Items from a data source:

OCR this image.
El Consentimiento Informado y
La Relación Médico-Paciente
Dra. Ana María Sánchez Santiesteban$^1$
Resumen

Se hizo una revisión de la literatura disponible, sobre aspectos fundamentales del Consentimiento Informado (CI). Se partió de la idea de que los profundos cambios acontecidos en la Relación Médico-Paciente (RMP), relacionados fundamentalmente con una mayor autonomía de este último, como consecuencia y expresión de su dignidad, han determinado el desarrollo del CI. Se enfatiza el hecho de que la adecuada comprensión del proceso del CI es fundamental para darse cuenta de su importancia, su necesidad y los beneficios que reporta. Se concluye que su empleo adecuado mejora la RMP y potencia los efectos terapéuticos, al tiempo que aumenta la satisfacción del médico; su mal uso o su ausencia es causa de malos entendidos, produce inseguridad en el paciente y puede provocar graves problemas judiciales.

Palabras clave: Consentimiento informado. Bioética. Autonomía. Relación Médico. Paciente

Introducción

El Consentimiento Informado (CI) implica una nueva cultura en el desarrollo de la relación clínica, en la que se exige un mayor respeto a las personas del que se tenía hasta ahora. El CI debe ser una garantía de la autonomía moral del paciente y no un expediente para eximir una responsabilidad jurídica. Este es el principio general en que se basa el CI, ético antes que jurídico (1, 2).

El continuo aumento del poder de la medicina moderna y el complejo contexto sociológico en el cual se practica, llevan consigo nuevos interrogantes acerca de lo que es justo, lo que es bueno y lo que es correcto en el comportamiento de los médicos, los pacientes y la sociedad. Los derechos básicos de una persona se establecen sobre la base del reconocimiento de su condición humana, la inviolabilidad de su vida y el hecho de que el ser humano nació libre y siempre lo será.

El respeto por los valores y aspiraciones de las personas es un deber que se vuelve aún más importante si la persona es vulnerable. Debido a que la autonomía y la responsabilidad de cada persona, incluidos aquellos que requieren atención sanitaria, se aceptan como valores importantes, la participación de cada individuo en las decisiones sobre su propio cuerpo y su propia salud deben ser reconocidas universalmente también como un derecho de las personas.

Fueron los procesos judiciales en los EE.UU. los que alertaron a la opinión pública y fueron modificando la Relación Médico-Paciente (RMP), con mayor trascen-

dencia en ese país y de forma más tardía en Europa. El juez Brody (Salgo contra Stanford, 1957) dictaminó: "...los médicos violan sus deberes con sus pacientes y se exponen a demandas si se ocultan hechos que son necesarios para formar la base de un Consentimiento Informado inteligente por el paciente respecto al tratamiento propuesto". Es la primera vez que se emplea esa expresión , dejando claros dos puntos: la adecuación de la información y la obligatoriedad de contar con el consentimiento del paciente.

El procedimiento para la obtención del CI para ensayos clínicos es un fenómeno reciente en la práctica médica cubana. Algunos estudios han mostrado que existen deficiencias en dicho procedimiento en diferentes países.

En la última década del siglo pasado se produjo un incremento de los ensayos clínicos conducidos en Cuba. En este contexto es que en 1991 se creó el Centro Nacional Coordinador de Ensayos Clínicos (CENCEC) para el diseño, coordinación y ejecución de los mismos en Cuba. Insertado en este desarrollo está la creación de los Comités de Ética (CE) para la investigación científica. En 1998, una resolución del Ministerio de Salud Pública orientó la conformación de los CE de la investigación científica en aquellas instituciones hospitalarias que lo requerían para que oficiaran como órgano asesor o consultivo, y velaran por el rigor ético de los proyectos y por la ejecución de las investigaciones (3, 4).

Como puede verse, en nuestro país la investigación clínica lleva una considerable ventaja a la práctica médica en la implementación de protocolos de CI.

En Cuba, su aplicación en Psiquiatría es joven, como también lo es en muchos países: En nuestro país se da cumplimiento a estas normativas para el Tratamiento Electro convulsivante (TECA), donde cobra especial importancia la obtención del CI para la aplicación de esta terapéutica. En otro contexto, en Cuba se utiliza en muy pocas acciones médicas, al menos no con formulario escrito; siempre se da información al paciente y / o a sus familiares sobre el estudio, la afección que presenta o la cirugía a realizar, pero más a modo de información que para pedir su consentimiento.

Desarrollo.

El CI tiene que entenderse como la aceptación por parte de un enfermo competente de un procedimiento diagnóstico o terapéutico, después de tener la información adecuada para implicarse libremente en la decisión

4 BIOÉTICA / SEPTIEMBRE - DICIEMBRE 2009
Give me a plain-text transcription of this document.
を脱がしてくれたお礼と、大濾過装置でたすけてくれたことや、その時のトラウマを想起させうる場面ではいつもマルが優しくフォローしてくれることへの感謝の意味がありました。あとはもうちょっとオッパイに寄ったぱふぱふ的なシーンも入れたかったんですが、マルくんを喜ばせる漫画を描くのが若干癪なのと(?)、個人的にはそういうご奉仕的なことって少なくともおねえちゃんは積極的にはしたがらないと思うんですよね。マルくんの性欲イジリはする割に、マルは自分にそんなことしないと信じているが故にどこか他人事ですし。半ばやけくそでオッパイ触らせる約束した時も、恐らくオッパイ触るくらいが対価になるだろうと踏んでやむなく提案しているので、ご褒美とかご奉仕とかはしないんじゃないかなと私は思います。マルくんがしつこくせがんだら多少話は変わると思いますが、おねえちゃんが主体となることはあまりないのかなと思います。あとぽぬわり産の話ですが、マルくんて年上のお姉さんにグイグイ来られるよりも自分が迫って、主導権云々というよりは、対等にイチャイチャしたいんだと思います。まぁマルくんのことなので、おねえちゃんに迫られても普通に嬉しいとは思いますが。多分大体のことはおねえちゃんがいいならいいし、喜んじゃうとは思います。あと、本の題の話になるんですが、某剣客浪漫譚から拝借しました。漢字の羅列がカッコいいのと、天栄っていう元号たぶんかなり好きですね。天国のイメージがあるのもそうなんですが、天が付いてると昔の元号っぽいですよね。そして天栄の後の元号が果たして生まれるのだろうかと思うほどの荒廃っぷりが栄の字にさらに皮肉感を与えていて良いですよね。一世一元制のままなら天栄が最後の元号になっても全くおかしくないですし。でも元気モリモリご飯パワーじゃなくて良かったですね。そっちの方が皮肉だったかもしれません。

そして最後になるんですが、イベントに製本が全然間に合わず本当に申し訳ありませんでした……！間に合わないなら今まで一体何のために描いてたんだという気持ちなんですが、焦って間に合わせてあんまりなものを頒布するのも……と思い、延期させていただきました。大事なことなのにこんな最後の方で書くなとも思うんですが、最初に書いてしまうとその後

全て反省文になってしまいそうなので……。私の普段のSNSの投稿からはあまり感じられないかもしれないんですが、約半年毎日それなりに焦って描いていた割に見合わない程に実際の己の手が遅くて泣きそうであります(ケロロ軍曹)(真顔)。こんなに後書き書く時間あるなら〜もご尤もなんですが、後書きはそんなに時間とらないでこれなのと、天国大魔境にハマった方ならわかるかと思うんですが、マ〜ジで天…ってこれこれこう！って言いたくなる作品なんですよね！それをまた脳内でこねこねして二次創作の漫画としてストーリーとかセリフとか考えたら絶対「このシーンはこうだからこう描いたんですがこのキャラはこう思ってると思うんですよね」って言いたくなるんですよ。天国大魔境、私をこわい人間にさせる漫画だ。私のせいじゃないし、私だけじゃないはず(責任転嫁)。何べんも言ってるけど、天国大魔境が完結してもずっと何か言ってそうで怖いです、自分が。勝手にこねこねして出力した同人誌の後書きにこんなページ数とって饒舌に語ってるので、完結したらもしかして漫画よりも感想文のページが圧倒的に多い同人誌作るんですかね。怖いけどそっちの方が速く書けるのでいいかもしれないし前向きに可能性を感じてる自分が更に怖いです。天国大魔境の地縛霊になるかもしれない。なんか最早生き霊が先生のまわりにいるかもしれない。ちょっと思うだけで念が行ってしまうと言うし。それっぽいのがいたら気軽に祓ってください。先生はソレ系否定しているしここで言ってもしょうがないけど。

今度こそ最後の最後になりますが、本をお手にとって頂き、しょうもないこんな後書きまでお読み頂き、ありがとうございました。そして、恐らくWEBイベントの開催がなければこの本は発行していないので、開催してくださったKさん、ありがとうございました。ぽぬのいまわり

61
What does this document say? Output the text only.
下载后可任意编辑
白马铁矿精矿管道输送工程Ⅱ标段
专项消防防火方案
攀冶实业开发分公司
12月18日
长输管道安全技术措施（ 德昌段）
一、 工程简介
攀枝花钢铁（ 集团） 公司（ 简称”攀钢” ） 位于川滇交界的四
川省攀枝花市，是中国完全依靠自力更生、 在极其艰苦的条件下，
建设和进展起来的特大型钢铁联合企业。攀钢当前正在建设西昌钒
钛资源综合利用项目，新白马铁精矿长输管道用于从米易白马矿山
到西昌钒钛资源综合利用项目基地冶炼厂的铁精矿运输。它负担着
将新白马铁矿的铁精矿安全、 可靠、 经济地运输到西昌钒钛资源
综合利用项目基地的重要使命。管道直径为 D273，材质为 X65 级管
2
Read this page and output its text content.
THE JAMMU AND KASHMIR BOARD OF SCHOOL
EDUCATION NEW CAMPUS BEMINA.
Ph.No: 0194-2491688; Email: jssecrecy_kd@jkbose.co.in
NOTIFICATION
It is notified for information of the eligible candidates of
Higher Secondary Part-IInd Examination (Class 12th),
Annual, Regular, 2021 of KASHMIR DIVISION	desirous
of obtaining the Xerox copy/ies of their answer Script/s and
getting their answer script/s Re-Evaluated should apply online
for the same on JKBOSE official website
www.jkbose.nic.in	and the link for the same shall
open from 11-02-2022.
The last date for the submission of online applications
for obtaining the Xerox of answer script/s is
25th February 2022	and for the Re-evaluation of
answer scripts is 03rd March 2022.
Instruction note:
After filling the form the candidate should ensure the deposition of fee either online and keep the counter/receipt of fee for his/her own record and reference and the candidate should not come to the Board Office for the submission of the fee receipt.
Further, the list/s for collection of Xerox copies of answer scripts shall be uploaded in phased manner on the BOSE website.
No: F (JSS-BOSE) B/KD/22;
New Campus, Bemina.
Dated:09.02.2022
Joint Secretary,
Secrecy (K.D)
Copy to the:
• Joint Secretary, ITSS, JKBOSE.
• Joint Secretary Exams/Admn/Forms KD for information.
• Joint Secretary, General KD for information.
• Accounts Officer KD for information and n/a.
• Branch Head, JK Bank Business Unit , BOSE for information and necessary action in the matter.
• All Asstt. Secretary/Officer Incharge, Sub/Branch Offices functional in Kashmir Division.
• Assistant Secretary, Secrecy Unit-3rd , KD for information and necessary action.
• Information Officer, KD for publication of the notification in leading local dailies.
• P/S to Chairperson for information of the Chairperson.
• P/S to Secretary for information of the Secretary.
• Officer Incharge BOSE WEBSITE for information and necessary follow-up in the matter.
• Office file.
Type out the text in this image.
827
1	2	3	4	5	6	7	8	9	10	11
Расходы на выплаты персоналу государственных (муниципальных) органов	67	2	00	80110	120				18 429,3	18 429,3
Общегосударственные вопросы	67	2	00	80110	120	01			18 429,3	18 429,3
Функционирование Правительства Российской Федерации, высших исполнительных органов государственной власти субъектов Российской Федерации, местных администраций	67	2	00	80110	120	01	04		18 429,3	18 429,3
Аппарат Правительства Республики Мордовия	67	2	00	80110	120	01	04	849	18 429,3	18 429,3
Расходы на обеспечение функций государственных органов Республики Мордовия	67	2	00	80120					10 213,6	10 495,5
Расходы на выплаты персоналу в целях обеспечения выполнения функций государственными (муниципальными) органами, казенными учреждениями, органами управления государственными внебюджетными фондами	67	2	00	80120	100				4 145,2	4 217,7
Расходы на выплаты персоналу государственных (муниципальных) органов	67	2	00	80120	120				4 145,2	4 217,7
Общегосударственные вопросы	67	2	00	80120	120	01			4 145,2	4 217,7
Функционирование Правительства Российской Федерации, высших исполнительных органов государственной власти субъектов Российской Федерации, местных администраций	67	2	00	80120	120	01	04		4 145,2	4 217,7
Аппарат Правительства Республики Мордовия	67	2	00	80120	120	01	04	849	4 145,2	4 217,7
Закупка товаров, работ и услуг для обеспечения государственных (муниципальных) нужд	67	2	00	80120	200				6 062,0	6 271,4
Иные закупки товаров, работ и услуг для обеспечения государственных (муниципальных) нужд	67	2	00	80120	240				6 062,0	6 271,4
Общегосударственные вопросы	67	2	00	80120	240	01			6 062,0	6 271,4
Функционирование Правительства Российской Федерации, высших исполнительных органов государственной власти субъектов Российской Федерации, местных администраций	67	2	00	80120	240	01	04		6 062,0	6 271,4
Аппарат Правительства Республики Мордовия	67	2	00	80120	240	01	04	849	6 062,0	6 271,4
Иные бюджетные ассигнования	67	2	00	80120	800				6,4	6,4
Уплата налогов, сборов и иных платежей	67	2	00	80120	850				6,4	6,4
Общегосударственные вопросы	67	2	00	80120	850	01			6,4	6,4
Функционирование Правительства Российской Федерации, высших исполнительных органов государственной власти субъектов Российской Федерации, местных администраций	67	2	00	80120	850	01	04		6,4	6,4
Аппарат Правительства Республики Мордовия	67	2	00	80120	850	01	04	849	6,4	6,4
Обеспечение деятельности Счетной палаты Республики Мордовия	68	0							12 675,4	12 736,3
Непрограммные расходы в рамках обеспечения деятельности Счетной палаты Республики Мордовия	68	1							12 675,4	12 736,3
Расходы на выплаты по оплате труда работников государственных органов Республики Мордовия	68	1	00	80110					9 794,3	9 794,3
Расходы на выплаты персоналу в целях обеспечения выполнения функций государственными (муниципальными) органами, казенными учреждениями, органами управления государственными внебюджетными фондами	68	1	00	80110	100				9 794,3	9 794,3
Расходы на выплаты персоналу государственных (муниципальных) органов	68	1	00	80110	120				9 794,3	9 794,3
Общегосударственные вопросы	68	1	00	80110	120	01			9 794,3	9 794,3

Task details:
How many lines in the records above hold the word "shall"? Give only the number.

Result for this task:
2